►
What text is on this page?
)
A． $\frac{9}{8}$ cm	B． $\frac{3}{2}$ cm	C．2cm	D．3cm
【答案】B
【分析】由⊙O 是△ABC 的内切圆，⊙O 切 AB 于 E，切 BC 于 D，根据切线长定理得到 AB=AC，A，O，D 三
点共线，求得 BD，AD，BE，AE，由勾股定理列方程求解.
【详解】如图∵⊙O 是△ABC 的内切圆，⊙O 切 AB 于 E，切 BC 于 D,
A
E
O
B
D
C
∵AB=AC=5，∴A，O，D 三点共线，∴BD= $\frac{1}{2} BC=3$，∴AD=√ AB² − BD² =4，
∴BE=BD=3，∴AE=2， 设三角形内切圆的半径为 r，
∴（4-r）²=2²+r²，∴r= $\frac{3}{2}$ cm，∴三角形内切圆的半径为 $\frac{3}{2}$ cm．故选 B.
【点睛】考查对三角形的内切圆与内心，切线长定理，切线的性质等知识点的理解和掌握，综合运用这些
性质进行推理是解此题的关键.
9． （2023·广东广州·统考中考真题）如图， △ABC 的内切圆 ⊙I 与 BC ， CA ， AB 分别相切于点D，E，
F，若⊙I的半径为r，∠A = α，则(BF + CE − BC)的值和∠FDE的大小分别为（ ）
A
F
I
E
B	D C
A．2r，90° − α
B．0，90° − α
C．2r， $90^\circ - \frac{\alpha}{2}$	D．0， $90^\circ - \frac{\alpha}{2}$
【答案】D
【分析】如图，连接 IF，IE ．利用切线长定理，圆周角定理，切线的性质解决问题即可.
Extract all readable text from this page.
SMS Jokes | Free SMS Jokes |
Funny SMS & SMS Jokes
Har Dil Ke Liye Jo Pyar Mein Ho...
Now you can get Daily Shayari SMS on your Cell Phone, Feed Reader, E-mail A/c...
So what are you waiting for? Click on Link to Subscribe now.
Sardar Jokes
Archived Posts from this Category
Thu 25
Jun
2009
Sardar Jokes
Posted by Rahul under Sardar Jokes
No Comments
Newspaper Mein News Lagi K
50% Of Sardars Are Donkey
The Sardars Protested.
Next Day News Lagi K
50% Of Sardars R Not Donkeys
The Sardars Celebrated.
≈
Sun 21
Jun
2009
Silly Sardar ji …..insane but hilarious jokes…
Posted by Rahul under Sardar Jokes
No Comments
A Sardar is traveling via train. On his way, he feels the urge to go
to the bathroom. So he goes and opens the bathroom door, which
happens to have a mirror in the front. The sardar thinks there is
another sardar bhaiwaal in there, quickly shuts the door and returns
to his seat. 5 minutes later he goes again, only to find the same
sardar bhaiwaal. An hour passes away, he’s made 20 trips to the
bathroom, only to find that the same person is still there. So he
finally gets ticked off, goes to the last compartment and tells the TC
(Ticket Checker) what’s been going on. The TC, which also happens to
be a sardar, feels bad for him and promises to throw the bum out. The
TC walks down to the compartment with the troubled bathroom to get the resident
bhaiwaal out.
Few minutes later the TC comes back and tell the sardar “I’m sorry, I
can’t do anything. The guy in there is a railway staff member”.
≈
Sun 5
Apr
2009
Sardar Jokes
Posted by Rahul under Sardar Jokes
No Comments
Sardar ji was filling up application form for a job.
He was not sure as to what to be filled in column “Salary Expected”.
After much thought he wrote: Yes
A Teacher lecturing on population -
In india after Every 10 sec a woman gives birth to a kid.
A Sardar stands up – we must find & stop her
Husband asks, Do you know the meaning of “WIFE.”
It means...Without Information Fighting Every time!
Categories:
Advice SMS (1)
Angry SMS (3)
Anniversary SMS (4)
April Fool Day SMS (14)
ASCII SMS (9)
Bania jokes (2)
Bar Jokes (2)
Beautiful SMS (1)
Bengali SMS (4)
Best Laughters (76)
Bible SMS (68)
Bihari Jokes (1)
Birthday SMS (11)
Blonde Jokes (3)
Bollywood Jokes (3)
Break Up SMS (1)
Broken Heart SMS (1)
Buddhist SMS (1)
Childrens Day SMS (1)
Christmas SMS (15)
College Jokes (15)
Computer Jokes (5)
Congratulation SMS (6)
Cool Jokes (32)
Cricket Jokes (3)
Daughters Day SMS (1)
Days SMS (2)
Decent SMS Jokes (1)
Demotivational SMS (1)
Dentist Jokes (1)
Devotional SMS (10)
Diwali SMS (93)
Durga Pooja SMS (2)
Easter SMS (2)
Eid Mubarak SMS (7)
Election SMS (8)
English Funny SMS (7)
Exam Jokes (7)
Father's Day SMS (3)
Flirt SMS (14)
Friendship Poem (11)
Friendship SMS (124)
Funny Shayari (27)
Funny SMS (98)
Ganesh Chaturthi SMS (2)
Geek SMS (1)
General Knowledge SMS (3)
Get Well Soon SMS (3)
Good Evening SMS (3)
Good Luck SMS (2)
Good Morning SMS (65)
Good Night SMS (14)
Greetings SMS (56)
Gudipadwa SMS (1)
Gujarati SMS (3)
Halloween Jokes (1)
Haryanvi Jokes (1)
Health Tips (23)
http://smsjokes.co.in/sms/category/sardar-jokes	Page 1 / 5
◄
Direction
Extract all of the material exactly as it is written.

Solution
What text is on this page?
)
A． $\frac{9}{8}$ cm	B． $\frac{3}{2}$ cm	C．2cm	D．3cm
【答案】B
【分析】由⊙O 是△ABC 的内切圆，⊙O 切 AB 于 E，切 BC 于 D，根据切线长定理得到 AB=AC，A，O，D 三
点共线，求得 BD，AD，BE，AE，由勾股定理列方程求解.
【详解】如图∵⊙O 是△ABC 的内切圆，⊙O 切 AB 于 E，切 BC 于 D,
A
E
O
B
D
C
∵AB=AC=5，∴A，O，D 三点共线，∴BD= $\frac{1}{2} BC=3$，∴AD=√ AB² − BD² =4，
∴BE=BD=3，∴AE=2， 设三角形内切圆的半径为 r，
∴（4-r）²=2²+r²，∴r= $\frac{3}{2}$ cm，∴三角形内切圆的半径为 $\frac{3}{2}$ cm．故选 B.
【点睛】考查对三角形的内切圆与内心，切线长定理，切线的性质等知识点的理解和掌握，综合运用这些
性质进行推理是解此题的关键.
9． （2023·广东广州·统考中考真题）如图， △ABC 的内切圆 ⊙I 与 BC ， CA ， AB 分别相切于点D，E，
F，若⊙I的半径为r，∠A = α，则(BF + CE − BC)的值和∠FDE的大小分别为（ ）
A
F
I
E
B	D C
A．2r，90° − α
B．0，90° − α
C．2r， $90^\circ - \frac{\alpha}{2}$	D．0， $90^\circ - \frac{\alpha}{2}$
【答案】D
【分析】如图，连接 IF，IE ．利用切线长定理，圆周角定理，切线的性质解决问题即可.
Extract all readable text from this page.
SMS Jokes | Free SMS Jokes |
Funny SMS & SMS Jokes
Har Dil Ke Liye Jo Pyar Mein Ho...
Now you can get Daily Shayari SMS on your Cell Phone, Feed Reader, E-mail A/c...
So what are you waiting for? Click on Link to Subscribe now.
Sardar Jokes
Archived Posts from this Category
Thu 25
Jun
2009
Sardar Jokes
Posted by Rahul under Sardar Jokes
No Comments
Newspaper Mein News Lagi K
50% Of Sardars Are Donkey
The Sardars Protested.
Next Day News Lagi K
50% Of Sardars R Not Donkeys
The Sardars Celebrated.
≈
Sun 21
Jun
2009
Silly Sardar ji …..insane but hilarious jokes…
Posted by Rahul under Sardar Jokes
No Comments
A Sardar is traveling via train. On his way, he feels the urge to go
to the bathroom. So he goes and opens the bathroom door, which
happens to have a mirror in the front. The sardar thinks there is
another sardar bhaiwaal in there, quickly shuts the door and returns
to his seat. 5 minutes later he goes again, only to find the same
sardar bhaiwaal. An hour passes away, he’s made 20 trips to the
bathroom, only to find that the same person is still there. So he
finally gets ticked off, goes to the last compartment and tells the TC
(Ticket Checker) what’s been going on. The TC, which also happens to
be a sardar, feels bad for him and promises to throw the bum out. The
TC walks down to the compartment with the troubled bathroom to get the resident
bhaiwaal out.
Few minutes later the TC comes back and tell the sardar “I’m sorry, I
can’t do anything. The guy in there is a railway staff member”.
≈
Sun 5
Apr
2009
Sardar Jokes
Posted by Rahul under Sardar Jokes
No Comments
Sardar ji was filling up application form for a job.
He was not sure as to what to be filled in column “Salary Expected”.
After much thought he wrote: Yes
A Teacher lecturing on population -
In india after Every 10 sec a woman gives birth to a kid.
A Sardar stands up – we must find & stop her
Husband asks, Do you know the meaning of “WIFE.”
It means...Without Information Fighting Every time!
Categories:
Advice SMS (1)
Angry SMS (3)
Anniversary SMS (4)
April Fool Day SMS (14)
ASCII SMS (9)
Bania jokes (2)
Bar Jokes (2)
Beautiful SMS (1)
Bengali SMS (4)
Best Laughters (76)
Bible SMS (68)
Bihari Jokes (1)
Birthday SMS (11)
Blonde Jokes (3)
Bollywood Jokes (3)
Break Up SMS (1)
Broken Heart SMS (1)
Buddhist SMS (1)
Childrens Day SMS (1)
Christmas SMS (15)
College Jokes (15)
Computer Jokes (5)
Congratulation SMS (6)
Cool Jokes (32)
Cricket Jokes (3)
Daughters Day SMS (1)
Days SMS (2)
Decent SMS Jokes (1)
Demotivational SMS (1)
Dentist Jokes (1)
Devotional SMS (10)
Diwali SMS (93)
Durga Pooja SMS (2)
Easter SMS (2)
Eid Mubarak SMS (7)
Election SMS (8)
English Funny SMS (7)
Exam Jokes (7)
Father's Day SMS (3)
Flirt SMS (14)
Friendship Poem (11)
Friendship SMS (124)
Funny Shayari (27)
Funny SMS (98)
Ganesh Chaturthi SMS (2)
Geek SMS (1)
General Knowledge SMS (3)
Get Well Soon SMS (3)
Good Evening SMS (3)
Good Luck SMS (2)
Good Morning SMS (65)
Good Night SMS (14)
Greetings SMS (56)
Gudipadwa SMS (1)
Gujarati SMS (3)
Halloween Jokes (1)
Haryanvi Jokes (1)
Health Tips (23)
http://smsjokes.co.in/sms/category/sardar-jokes	Page 1 / 5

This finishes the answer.